— start —
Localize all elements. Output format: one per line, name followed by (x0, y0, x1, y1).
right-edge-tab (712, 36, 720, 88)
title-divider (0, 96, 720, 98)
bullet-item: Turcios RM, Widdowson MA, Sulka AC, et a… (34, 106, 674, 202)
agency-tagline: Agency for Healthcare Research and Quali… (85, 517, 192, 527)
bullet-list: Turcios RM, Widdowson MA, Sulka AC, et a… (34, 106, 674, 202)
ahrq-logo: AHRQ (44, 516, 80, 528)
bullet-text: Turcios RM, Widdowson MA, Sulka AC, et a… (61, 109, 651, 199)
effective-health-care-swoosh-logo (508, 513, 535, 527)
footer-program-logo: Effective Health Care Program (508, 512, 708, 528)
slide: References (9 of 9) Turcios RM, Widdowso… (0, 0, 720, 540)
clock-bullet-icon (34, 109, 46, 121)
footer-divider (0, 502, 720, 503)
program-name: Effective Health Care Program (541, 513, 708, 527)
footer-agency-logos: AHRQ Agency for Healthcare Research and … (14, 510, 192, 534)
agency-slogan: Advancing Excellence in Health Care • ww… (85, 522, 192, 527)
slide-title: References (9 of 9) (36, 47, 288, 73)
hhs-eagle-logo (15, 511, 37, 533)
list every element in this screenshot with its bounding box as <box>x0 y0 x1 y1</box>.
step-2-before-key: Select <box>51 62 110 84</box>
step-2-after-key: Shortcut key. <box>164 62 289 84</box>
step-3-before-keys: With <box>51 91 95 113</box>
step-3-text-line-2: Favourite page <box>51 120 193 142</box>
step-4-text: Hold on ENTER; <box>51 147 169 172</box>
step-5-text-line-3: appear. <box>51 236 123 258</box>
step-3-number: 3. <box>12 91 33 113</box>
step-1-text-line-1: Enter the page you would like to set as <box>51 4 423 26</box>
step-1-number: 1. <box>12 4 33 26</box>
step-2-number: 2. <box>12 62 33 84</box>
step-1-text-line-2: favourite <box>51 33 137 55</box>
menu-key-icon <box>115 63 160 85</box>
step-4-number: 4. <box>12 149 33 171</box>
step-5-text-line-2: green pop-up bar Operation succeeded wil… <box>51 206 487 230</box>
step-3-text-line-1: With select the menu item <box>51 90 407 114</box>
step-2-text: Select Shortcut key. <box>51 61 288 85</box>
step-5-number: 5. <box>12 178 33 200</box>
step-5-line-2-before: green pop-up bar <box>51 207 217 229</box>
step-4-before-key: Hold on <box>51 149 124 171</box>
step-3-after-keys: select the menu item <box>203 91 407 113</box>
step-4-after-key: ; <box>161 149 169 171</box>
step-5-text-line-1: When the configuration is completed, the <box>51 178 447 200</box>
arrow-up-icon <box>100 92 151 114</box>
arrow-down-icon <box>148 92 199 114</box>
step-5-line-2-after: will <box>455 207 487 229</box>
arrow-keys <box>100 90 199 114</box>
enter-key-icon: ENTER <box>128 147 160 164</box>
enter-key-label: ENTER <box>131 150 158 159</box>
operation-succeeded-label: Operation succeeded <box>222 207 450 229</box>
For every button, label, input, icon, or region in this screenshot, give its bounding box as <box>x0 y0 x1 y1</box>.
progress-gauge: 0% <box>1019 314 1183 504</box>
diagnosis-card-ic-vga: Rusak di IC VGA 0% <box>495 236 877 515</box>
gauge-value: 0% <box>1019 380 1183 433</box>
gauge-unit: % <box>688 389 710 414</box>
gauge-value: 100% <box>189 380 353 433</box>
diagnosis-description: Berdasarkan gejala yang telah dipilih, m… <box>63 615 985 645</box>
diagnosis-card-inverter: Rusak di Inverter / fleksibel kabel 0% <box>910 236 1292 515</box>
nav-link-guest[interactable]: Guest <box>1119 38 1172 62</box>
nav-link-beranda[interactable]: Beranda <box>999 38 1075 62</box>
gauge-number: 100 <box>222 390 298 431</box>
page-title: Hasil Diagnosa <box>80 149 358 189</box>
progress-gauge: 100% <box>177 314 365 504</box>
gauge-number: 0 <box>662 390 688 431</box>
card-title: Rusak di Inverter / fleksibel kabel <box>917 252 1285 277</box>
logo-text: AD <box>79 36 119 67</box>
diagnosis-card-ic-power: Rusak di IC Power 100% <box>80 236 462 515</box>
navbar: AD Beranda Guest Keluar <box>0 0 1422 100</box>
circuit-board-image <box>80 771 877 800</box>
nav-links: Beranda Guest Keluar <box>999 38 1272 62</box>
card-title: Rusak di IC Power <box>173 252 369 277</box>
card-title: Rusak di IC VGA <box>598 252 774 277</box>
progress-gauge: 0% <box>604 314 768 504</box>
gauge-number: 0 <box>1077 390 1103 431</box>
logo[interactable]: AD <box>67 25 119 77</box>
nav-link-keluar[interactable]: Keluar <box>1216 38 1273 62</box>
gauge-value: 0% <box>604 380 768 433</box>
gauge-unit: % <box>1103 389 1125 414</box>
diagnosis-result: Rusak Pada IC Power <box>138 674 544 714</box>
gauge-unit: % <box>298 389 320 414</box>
— end —
• **REQUIRED TASK**: Repeat every line of the items above, character for character.

• **SOLUTION FOR THIS TASK**:
Localize all elements. Output format: one per line, name followed by (x0, y0, x1, y1).
right-edge-tab (712, 36, 720, 88)
title-divider (0, 96, 720, 98)
bullet-item: Turcios RM, Widdowson MA, Sulka AC, et a… (34, 106, 674, 202)
agency-tagline: Agency for Healthcare Research and Quali… (85, 517, 192, 527)
bullet-list: Turcios RM, Widdowson MA, Sulka AC, et a… (34, 106, 674, 202)
ahrq-logo: AHRQ (44, 516, 80, 528)
bullet-text: Turcios RM, Widdowson MA, Sulka AC, et a… (61, 109, 651, 199)
effective-health-care-swoosh-logo (508, 513, 535, 527)
footer-program-logo: Effective Health Care Program (508, 512, 708, 528)
slide: References (9 of 9) Turcios RM, Widdowso… (0, 0, 720, 540)
clock-bullet-icon (34, 109, 46, 121)
footer-divider (0, 502, 720, 503)
program-name: Effective Health Care Program (541, 513, 708, 527)
footer-agency-logos: AHRQ Agency for Healthcare Research and … (14, 510, 192, 534)
agency-slogan: Advancing Excellence in Health Care • ww… (85, 522, 192, 527)
slide-title: References (9 of 9) (36, 47, 288, 73)
hhs-eagle-logo (15, 511, 37, 533)
list every element in this screenshot with its bounding box as <box>x0 y0 x1 y1</box>.
step-2-before-key: Select <box>51 62 110 84</box>
step-2-after-key: Shortcut key. <box>164 62 289 84</box>
step-3-before-keys: With <box>51 91 95 113</box>
step-3-text-line-2: Favourite page <box>51 120 193 142</box>
step-4-text: Hold on ENTER; <box>51 147 169 172</box>
step-5-text-line-3: appear. <box>51 236 123 258</box>
step-3-number: 3. <box>12 91 33 113</box>
step-1-text-line-1: Enter the page you would like to set as <box>51 4 423 26</box>
step-1-number: 1. <box>12 4 33 26</box>
step-2-number: 2. <box>12 62 33 84</box>
step-1-text-line-2: favourite <box>51 33 137 55</box>
menu-key-icon <box>115 63 160 85</box>
step-4-number: 4. <box>12 149 33 171</box>
step-5-text-line-2: green pop-up bar Operation succeeded wil… <box>51 206 487 230</box>
step-3-text-line-1: With select the menu item <box>51 90 407 114</box>
step-2-text: Select Shortcut key. <box>51 61 288 85</box>
step-5-number: 5. <box>12 178 33 200</box>
step-5-line-2-before: green pop-up bar <box>51 207 217 229</box>
step-4-before-key: Hold on <box>51 149 124 171</box>
step-3-after-keys: select the menu item <box>203 91 407 113</box>
step-4-after-key: ; <box>161 149 169 171</box>
step-5-text-line-1: When the configuration is completed, the <box>51 178 447 200</box>
arrow-up-icon <box>100 92 151 114</box>
arrow-down-icon <box>148 92 199 114</box>
step-5-line-2-after: will <box>455 207 487 229</box>
arrow-keys <box>100 90 199 114</box>
enter-key-icon: ENTER <box>128 147 160 164</box>
enter-key-label: ENTER <box>131 150 158 159</box>
operation-succeeded-label: Operation succeeded <box>222 207 450 229</box>
For every button, label, input, icon, or region in this screenshot, give its bounding box as <box>x0 y0 x1 y1</box>.
progress-gauge: 0% <box>1019 314 1183 504</box>
diagnosis-card-ic-vga: Rusak di IC VGA 0% <box>495 236 877 515</box>
gauge-value: 0% <box>1019 380 1183 433</box>
gauge-unit: % <box>688 389 710 414</box>
gauge-value: 100% <box>189 380 353 433</box>
diagnosis-description: Berdasarkan gejala yang telah dipilih, m… <box>63 615 985 645</box>
diagnosis-card-inverter: Rusak di Inverter / fleksibel kabel 0% <box>910 236 1292 515</box>
nav-link-guest[interactable]: Guest <box>1119 38 1172 62</box>
nav-link-beranda[interactable]: Beranda <box>999 38 1075 62</box>
gauge-number: 100 <box>222 390 298 431</box>
page-title: Hasil Diagnosa <box>80 149 358 189</box>
progress-gauge: 100% <box>177 314 365 504</box>
gauge-number: 0 <box>662 390 688 431</box>
card-title: Rusak di Inverter / fleksibel kabel <box>917 252 1285 277</box>
logo-text: AD <box>79 36 119 67</box>
diagnosis-card-ic-power: Rusak di IC Power 100% <box>80 236 462 515</box>
navbar: AD Beranda Guest Keluar <box>0 0 1422 100</box>
circuit-board-image <box>80 771 877 800</box>
nav-links: Beranda Guest Keluar <box>999 38 1272 62</box>
card-title: Rusak di IC Power <box>173 252 369 277</box>
card-title: Rusak di IC VGA <box>598 252 774 277</box>
progress-gauge: 0% <box>604 314 768 504</box>
gauge-number: 0 <box>1077 390 1103 431</box>
logo[interactable]: AD <box>67 25 119 77</box>
nav-link-keluar[interactable]: Keluar <box>1216 38 1273 62</box>
gauge-value: 0% <box>604 380 768 433</box>
gauge-unit: % <box>1103 389 1125 414</box>
diagnosis-result: Rusak Pada IC Power <box>138 674 544 714</box>
gauge-unit: % <box>298 389 320 414</box>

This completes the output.